## Short exercise
Tally the lines that contain "this" and report the total alone.

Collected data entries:
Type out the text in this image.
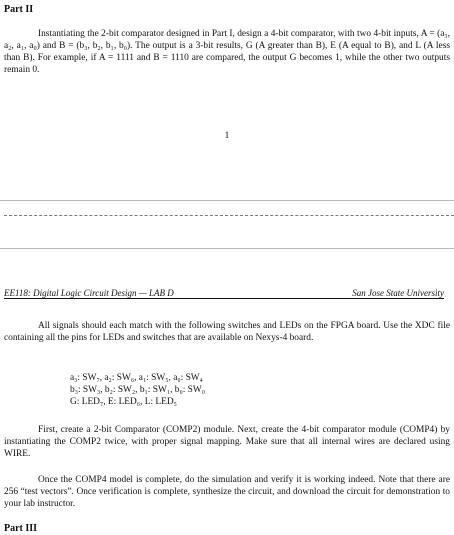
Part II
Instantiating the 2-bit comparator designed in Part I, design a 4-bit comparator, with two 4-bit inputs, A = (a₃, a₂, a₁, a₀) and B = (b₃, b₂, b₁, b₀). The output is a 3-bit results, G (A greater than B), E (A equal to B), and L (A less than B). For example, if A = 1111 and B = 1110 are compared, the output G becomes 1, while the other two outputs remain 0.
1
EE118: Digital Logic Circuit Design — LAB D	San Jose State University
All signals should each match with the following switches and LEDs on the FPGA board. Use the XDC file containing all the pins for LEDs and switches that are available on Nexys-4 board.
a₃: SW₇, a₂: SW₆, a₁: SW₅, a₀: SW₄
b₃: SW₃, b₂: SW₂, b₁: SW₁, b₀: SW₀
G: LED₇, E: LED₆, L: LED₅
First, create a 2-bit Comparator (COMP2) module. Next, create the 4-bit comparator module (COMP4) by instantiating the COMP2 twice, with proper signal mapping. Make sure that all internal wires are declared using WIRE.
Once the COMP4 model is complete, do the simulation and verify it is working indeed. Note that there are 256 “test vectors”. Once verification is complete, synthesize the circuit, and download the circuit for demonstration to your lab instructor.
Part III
...
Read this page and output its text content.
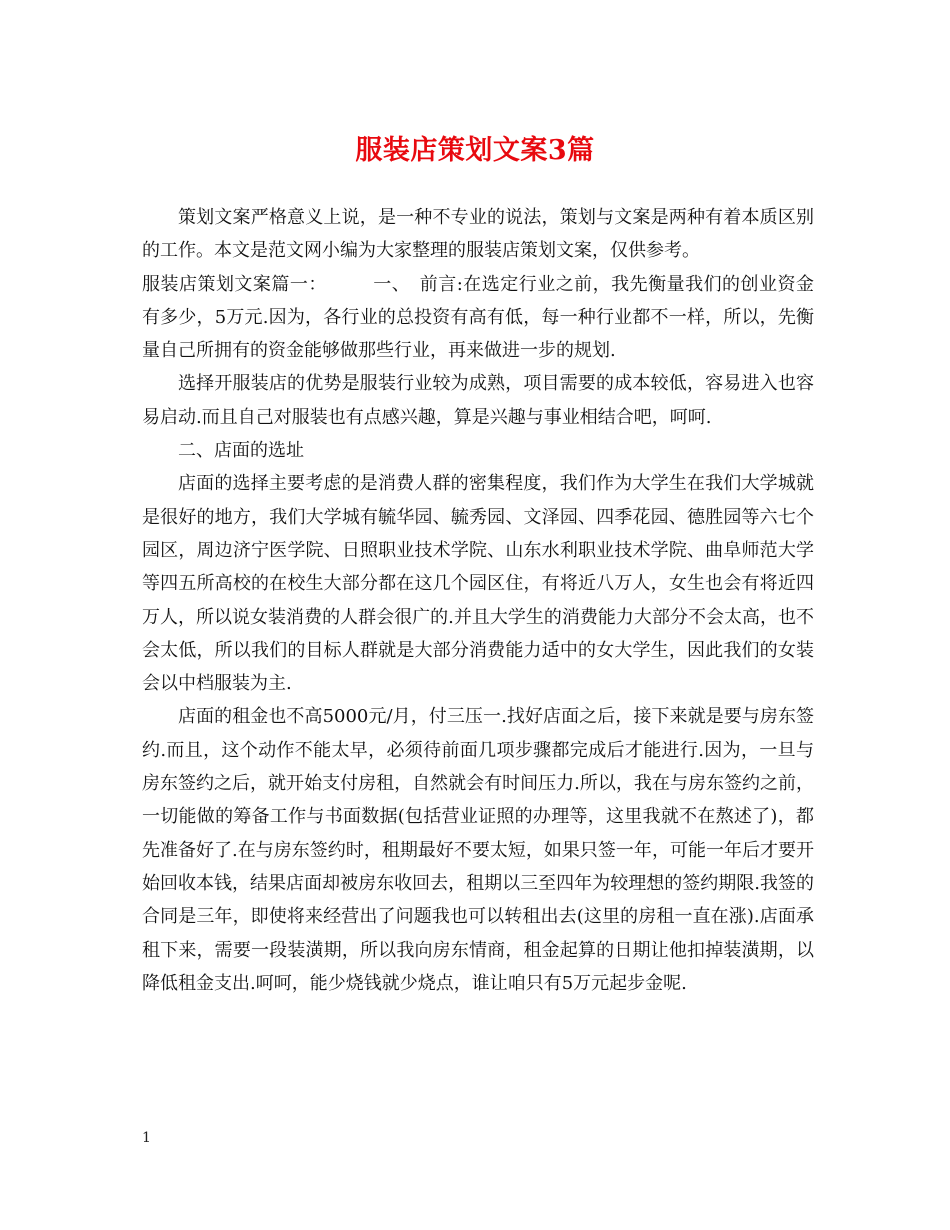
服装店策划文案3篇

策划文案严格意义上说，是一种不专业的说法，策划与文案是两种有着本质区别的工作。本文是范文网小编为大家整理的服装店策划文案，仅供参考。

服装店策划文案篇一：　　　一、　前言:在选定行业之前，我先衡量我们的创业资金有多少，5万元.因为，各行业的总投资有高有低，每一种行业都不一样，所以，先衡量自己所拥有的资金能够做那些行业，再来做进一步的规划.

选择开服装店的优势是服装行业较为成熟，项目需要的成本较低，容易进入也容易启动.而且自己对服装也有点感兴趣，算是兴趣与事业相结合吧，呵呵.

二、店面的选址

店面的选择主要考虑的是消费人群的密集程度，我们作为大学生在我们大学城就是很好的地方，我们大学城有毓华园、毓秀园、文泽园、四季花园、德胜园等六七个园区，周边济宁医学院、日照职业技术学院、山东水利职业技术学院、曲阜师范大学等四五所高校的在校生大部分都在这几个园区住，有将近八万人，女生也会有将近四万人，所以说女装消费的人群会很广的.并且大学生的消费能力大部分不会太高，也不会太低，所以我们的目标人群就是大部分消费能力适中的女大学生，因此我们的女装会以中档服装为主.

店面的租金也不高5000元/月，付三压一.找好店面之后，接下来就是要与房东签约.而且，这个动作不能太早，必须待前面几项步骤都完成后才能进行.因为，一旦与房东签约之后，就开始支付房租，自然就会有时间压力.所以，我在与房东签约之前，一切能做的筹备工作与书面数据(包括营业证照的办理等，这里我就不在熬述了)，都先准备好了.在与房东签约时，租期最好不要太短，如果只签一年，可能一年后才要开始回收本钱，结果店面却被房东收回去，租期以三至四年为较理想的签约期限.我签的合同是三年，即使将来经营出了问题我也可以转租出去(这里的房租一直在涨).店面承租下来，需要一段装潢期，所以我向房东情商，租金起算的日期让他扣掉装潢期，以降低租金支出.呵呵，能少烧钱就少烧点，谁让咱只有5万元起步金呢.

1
---
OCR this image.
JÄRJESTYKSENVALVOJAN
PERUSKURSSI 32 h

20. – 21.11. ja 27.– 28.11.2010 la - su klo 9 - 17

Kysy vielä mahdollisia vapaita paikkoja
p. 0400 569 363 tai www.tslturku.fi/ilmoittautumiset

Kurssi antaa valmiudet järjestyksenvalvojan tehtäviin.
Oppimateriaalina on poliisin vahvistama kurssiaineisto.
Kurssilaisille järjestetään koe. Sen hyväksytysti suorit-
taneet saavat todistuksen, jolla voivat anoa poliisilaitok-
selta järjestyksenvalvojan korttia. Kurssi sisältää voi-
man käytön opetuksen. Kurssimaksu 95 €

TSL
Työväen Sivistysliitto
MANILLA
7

## Task solution
3